_Data entries_
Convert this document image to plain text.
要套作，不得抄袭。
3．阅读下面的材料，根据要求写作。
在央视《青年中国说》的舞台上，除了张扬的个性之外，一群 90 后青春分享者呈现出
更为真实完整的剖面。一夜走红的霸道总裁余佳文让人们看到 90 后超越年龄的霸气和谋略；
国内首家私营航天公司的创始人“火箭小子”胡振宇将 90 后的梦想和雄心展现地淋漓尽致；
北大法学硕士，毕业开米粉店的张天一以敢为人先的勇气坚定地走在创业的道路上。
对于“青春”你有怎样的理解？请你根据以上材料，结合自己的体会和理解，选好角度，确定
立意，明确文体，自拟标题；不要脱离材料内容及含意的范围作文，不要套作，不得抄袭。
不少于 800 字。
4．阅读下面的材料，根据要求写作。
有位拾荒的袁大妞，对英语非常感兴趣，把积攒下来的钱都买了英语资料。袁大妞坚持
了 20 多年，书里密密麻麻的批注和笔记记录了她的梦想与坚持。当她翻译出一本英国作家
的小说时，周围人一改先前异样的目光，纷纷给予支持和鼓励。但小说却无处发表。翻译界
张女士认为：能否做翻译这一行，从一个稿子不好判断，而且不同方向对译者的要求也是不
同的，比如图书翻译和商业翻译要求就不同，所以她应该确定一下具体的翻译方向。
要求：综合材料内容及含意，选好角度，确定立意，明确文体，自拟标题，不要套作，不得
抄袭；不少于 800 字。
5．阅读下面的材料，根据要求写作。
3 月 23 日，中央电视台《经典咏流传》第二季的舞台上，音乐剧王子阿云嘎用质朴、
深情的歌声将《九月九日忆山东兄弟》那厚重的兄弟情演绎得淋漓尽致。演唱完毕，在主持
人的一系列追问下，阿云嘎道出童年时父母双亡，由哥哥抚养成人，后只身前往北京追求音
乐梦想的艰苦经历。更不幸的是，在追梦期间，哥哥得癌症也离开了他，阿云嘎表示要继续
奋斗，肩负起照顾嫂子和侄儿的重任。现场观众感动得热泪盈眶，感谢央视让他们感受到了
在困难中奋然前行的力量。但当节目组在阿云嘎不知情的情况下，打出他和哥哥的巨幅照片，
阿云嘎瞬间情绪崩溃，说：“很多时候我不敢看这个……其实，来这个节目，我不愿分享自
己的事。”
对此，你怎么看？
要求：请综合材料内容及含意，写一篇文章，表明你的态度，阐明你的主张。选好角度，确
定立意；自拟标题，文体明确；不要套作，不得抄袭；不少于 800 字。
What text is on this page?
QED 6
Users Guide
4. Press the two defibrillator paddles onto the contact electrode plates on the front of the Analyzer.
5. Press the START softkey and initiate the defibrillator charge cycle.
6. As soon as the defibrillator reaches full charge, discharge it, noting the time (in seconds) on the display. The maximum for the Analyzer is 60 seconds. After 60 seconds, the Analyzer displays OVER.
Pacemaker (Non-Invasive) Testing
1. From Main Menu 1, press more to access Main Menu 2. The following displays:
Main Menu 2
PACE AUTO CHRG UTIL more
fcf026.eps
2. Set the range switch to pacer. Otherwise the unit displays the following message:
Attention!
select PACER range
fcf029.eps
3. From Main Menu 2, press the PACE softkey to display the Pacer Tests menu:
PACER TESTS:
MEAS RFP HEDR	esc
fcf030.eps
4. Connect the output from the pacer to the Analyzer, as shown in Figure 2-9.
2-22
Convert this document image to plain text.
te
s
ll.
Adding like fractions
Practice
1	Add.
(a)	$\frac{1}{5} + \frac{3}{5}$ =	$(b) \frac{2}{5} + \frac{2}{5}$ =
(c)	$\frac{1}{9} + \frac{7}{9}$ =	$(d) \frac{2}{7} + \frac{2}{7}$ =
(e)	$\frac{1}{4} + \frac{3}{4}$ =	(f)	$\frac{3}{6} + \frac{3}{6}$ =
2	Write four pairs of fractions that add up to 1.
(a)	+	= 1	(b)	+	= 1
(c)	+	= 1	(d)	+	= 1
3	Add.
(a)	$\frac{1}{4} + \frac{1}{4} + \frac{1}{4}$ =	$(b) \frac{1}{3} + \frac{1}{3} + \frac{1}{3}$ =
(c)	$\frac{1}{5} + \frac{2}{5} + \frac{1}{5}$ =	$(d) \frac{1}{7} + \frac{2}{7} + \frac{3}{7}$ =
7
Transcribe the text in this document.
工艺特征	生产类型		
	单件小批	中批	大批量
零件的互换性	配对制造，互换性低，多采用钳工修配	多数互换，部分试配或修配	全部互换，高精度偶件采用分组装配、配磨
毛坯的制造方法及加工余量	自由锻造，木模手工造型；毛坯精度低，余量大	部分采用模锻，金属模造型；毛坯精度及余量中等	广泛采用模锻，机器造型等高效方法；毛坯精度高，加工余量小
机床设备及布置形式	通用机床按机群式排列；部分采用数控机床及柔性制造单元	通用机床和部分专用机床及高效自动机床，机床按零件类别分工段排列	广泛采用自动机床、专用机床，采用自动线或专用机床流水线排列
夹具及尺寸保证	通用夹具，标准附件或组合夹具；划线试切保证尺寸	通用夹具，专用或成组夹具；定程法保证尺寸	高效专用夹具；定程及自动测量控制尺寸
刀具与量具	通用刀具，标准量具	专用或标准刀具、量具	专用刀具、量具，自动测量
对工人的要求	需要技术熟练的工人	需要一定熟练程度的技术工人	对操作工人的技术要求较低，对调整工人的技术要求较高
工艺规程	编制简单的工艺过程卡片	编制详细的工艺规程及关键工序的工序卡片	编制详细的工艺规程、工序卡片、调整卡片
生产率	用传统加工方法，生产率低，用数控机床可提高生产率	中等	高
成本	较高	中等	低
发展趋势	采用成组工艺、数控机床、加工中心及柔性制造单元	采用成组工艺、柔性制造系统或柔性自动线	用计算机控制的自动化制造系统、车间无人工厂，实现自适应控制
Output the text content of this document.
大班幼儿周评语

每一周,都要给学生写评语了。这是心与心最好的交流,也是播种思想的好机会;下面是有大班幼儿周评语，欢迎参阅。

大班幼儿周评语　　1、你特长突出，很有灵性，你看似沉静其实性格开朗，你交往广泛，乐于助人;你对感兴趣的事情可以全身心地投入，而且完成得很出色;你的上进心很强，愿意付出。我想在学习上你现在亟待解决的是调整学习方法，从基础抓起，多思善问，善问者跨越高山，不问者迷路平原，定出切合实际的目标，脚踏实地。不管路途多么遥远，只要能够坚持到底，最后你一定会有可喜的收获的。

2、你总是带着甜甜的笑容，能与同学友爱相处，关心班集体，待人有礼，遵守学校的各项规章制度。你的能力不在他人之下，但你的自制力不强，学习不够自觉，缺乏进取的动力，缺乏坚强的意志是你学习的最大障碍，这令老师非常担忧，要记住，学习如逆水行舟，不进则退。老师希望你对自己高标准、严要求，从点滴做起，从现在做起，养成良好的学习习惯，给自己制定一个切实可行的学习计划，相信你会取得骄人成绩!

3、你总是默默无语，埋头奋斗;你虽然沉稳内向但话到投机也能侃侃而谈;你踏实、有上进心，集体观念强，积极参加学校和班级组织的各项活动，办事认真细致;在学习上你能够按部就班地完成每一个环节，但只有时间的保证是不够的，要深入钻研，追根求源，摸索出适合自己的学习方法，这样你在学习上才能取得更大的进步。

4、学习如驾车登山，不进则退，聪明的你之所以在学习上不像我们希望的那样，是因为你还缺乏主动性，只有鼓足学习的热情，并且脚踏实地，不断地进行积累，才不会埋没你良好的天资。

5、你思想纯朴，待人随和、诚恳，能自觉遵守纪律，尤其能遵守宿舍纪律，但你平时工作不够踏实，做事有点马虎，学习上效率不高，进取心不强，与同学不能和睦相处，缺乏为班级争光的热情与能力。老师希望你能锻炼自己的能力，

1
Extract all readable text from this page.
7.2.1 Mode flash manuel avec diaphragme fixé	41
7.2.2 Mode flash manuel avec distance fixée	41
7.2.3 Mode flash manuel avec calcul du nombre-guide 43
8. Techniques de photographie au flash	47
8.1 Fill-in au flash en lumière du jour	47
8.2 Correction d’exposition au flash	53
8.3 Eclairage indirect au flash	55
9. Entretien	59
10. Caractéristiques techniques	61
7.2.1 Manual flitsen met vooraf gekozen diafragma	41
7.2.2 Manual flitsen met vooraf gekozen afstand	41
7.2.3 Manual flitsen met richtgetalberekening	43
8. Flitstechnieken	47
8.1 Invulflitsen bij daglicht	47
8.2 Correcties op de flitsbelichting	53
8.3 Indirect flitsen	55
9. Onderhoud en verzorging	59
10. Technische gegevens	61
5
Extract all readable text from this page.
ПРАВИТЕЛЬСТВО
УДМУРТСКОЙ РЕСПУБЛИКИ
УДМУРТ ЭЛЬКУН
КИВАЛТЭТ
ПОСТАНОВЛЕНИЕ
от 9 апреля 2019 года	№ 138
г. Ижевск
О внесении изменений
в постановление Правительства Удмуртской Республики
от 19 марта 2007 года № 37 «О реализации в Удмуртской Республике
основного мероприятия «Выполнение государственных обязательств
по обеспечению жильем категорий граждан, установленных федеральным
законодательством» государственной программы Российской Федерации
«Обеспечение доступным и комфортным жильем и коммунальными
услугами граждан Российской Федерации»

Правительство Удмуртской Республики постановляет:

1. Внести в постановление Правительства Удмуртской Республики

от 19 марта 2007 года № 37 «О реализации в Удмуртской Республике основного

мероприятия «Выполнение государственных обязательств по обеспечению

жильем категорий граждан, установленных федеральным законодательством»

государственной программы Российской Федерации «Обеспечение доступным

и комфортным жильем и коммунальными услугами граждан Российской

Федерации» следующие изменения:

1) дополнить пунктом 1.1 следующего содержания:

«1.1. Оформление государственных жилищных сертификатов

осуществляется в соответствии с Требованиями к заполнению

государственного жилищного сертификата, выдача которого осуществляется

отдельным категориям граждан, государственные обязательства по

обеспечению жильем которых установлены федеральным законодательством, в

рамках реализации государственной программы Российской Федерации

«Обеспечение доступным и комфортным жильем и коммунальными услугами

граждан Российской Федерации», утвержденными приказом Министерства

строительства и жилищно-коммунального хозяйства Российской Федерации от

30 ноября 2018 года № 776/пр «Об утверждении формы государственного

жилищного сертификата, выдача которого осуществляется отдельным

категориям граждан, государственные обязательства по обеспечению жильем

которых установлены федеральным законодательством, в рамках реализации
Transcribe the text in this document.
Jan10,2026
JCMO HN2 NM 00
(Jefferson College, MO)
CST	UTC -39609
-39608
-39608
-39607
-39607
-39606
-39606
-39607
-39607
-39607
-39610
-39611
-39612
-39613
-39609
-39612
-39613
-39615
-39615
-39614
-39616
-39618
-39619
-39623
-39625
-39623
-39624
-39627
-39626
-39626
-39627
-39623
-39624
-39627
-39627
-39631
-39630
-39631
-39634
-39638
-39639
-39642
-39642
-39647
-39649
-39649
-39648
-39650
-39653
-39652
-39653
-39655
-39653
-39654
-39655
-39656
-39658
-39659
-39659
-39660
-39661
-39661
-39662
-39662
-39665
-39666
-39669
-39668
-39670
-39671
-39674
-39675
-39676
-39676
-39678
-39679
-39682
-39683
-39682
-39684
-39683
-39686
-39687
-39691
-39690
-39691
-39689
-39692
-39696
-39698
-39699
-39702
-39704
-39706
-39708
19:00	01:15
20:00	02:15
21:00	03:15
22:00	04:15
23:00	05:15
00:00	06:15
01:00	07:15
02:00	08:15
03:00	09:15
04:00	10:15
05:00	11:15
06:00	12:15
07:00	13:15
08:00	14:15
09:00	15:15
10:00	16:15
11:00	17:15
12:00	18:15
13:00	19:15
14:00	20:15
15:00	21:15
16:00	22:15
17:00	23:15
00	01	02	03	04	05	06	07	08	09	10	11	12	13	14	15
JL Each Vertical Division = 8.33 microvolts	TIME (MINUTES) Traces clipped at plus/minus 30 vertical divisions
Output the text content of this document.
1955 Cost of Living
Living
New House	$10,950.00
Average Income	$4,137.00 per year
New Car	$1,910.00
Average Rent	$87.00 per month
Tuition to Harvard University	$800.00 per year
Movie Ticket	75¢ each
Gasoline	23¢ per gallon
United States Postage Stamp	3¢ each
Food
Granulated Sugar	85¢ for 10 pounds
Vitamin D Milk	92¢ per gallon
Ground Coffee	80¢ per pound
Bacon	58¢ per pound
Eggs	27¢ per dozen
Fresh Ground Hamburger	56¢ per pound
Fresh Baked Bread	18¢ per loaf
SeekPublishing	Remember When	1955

_Direction_
Extract every line containing the string "государственной" from the data above.

_Written solution_
законодательством» государственной программы Российской Федерации
государственной программы Российской Федерации «Обеспечение доступным
рамках реализации государственной программы Российской Федерации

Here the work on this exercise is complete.